---------- DATASET ROWS
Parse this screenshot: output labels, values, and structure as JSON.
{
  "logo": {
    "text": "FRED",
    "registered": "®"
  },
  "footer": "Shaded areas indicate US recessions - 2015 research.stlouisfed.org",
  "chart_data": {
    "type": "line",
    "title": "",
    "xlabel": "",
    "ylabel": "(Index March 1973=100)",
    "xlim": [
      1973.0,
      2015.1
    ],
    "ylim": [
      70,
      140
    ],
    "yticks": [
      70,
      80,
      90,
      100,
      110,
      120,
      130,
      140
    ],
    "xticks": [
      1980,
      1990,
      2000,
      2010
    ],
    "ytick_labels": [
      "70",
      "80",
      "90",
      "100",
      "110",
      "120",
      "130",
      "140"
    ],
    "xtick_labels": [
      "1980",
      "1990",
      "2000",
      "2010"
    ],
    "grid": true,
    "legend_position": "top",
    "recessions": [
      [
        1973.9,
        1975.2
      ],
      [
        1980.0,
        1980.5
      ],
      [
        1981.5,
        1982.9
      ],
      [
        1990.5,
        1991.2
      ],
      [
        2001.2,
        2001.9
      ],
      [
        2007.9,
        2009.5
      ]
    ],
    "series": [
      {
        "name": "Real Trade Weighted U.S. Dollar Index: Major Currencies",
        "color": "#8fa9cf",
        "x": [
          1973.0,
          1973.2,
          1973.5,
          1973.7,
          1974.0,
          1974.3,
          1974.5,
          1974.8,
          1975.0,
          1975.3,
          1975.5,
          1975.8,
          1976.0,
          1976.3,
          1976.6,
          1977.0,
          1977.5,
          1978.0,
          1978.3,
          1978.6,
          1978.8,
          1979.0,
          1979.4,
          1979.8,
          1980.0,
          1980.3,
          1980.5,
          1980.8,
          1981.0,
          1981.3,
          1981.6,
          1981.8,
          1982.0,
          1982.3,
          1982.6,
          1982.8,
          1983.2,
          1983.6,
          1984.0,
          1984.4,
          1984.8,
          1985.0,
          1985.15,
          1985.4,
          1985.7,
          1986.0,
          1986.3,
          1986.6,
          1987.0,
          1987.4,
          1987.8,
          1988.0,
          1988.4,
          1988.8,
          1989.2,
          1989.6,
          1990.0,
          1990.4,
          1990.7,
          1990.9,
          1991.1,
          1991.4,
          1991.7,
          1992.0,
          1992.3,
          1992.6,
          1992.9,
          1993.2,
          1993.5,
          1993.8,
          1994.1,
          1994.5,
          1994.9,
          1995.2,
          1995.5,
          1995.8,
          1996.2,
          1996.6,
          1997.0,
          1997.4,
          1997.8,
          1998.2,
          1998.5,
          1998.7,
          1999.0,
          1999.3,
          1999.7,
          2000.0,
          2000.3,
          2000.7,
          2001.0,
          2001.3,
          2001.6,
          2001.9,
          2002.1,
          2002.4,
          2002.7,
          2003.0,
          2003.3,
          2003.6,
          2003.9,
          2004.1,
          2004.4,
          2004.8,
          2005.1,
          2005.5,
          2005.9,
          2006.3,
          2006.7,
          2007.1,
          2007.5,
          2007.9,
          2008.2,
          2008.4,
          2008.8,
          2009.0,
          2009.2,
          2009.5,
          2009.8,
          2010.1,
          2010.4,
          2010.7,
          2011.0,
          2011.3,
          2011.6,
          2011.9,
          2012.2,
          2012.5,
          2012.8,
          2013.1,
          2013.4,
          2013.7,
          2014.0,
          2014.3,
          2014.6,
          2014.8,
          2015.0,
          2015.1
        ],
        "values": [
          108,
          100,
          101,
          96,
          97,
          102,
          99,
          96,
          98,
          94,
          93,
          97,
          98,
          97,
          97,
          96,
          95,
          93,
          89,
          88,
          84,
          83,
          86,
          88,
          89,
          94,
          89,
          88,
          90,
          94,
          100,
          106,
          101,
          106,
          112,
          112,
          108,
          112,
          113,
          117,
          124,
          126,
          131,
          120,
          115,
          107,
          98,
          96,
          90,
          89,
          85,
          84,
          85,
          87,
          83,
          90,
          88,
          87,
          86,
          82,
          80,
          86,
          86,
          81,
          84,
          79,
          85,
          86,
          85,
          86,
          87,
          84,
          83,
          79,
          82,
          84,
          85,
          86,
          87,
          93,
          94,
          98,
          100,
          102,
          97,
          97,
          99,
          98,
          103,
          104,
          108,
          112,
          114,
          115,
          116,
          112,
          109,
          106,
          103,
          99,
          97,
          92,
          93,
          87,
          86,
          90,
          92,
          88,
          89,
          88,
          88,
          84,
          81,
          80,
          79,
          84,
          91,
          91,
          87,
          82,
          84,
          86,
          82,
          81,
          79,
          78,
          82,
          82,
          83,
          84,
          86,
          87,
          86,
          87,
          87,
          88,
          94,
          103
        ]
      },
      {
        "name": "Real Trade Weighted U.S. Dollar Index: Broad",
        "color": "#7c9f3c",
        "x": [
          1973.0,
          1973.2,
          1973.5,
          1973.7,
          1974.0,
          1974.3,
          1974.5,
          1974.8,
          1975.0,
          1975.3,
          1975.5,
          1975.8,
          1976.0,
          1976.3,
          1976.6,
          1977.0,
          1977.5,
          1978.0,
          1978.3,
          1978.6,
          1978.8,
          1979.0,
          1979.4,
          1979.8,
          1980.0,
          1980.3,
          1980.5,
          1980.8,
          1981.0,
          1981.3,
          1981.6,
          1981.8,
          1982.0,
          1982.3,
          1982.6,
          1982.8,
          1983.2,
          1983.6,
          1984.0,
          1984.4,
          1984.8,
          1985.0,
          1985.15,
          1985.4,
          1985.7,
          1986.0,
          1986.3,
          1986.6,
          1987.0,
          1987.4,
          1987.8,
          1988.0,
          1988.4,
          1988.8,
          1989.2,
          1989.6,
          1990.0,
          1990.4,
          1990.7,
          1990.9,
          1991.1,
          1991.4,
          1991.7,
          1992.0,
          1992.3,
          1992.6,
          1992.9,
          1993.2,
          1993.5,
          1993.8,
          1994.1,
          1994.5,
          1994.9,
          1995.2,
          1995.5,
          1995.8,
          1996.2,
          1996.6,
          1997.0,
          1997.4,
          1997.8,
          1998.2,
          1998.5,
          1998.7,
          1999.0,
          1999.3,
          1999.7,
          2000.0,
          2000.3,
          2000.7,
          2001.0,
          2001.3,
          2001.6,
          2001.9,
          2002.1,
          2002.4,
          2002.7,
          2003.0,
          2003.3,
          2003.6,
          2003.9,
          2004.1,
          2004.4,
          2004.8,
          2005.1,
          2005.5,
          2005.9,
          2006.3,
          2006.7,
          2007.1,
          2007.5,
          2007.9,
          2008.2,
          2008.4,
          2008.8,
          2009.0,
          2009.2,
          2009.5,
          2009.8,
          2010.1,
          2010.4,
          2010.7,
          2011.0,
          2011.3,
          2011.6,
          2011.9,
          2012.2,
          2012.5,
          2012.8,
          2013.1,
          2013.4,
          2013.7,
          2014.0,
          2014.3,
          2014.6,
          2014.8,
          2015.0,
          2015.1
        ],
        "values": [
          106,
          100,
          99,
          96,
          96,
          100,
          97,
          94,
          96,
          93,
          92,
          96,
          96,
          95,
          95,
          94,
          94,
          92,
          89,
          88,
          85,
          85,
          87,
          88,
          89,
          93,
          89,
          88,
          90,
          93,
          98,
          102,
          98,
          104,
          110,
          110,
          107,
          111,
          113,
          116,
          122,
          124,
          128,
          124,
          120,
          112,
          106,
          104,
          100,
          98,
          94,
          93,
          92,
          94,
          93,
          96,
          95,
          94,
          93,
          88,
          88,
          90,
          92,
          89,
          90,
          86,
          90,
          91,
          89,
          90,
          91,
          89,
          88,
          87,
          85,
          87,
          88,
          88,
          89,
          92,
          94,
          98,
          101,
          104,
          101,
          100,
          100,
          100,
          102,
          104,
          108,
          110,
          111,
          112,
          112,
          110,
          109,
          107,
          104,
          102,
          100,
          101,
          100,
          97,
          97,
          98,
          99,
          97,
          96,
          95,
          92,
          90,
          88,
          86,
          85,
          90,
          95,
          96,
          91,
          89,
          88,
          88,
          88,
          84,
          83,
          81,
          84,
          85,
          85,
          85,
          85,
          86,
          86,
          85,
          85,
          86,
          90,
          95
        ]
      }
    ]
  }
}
--------------------
**REQUIRED WORK:** Pull out the lines above in which the word "Index" appears.

**EXERCISE OUTPUT:**
    "ylabel": "(Index March 1973=100)",
        "name": "Real Trade Weighted U.S. Dollar Index: Major Currencies",
        "name": "Real Trade Weighted U.S. Dollar Index: Broad",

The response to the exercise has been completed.